> [Supplied material]:
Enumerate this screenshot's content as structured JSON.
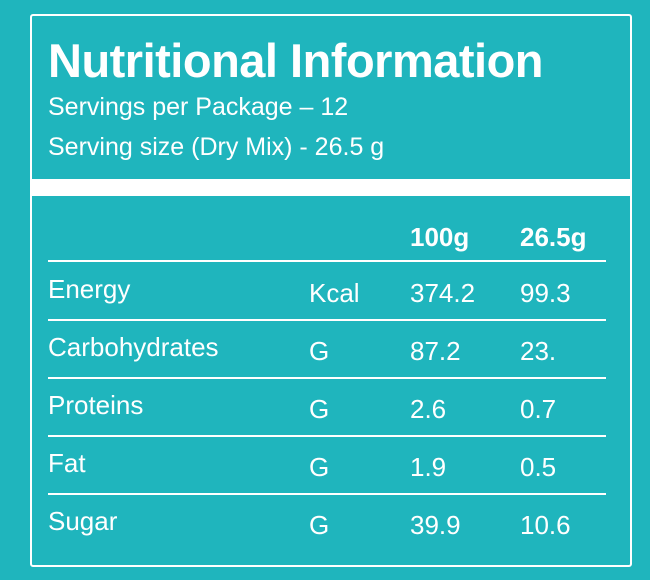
{
  "title": "Nutritional Information",
  "servings_per_package": "Servings per Package – 12",
  "serving_size": "Serving size (Dry Mix) - 26.5 g",
  "columns": [
    "100g",
    "26.5g"
  ],
  "rows": [
    {
      "nutrient": "Energy",
      "unit": "Kcal",
      "per_100g": "374.2",
      "per_serving": "99.3"
    },
    {
      "nutrient": "Carbohydrates",
      "unit": "G",
      "per_100g": "87.2",
      "per_serving": "23."
    },
    {
      "nutrient": "Proteins",
      "unit": "G",
      "per_100g": "2.6",
      "per_serving": "0.7"
    },
    {
      "nutrient": "Fat",
      "unit": "G",
      "per_100g": "1.9",
      "per_serving": "0.5"
    },
    {
      "nutrient": "Sugar",
      "unit": "G",
      "per_100g": "39.9",
      "per_serving": "10.6"
    }
  ],
  "colors": {
    "background": "#1fb5bd",
    "foreground": "#ffffff"
  }
}
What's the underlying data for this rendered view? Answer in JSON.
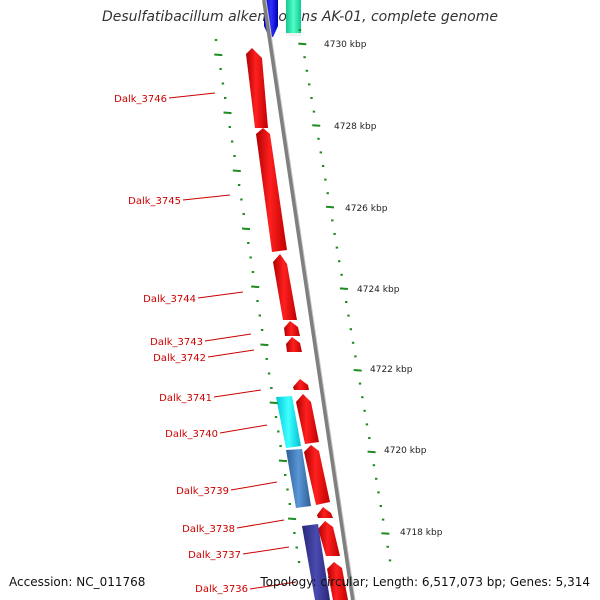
{
  "title": "Desulfatibacillum alkenivorans AK-01, complete genome",
  "accession_text": "Accession: NC_011768",
  "topology_text": "Topology: circular; Length: 6,517,073 bp; Genes: 5,314",
  "colors": {
    "backbone": "#7f7f7f",
    "gene_red": "#ff1a1a",
    "gene_blue": "#1a1aff",
    "gene_teal": "#33ffbb",
    "gene_cyan": "#22ffff",
    "gene_steel": "#4a86c8",
    "gene_navy": "#3a3aa0",
    "tick_green": "#1e8c1e",
    "label_red": "#cc0000"
  },
  "genes": [
    {
      "label": "Dalk_3746",
      "color": "gene_red"
    },
    {
      "label": "Dalk_3745",
      "color": "gene_red"
    },
    {
      "label": "Dalk_3744",
      "color": "gene_red"
    },
    {
      "label": "Dalk_3743",
      "color": "gene_red"
    },
    {
      "label": "Dalk_3742",
      "color": "gene_red"
    },
    {
      "label": "Dalk_3741",
      "color": "gene_red"
    },
    {
      "label": "Dalk_3740",
      "color": "gene_red"
    },
    {
      "label": "Dalk_3739",
      "color": "gene_red"
    },
    {
      "label": "Dalk_3738",
      "color": "gene_red"
    },
    {
      "label": "Dalk_3737",
      "color": "gene_red"
    },
    {
      "label": "Dalk_3736",
      "color": "gene_red"
    }
  ],
  "ruler_labels": [
    "4730 kbp",
    "4728 kbp",
    "4726 kbp",
    "4724 kbp",
    "4722 kbp",
    "4720 kbp",
    "4718 kbp"
  ]
}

> [To do]: Collect every line from the records above that contains the word "this".

> [Result]:
Enumerate this screenshot's content as structured JSON.
What's the underlying data for this rendered view? Answer in JSON.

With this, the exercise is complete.